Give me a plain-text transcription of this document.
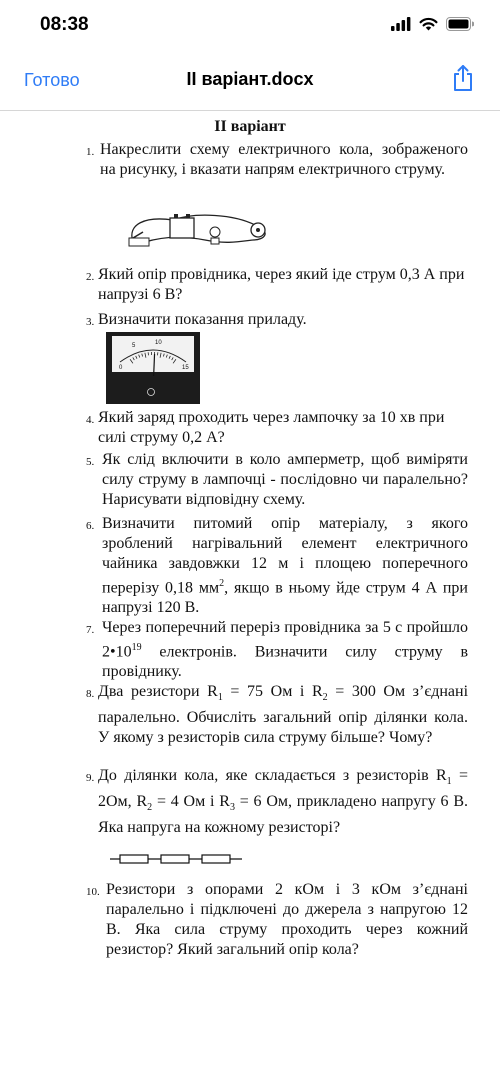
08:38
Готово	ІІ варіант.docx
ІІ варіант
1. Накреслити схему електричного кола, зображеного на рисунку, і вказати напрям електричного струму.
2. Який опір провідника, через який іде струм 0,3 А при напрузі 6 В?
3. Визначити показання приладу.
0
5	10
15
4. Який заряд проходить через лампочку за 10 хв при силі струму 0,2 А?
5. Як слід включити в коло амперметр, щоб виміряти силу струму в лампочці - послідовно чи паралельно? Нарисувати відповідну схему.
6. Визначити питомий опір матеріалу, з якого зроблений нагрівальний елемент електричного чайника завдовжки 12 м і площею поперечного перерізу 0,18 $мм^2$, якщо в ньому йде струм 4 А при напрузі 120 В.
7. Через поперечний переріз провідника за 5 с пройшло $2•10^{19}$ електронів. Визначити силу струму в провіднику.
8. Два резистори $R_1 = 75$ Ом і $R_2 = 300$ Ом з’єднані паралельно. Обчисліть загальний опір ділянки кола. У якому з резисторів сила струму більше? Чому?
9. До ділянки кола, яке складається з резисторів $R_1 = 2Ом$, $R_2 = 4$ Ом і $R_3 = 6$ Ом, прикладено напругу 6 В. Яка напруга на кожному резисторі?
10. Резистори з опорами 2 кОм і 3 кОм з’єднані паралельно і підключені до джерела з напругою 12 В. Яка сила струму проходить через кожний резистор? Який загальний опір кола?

◇ ◇ ◇ ◇ ◇ ◇ ◇

• _WRITTEN REQUEST_:
Reply with nothing but the number of lines that contain the word "напрузі".

• _THE COMPLETED TASK_:
2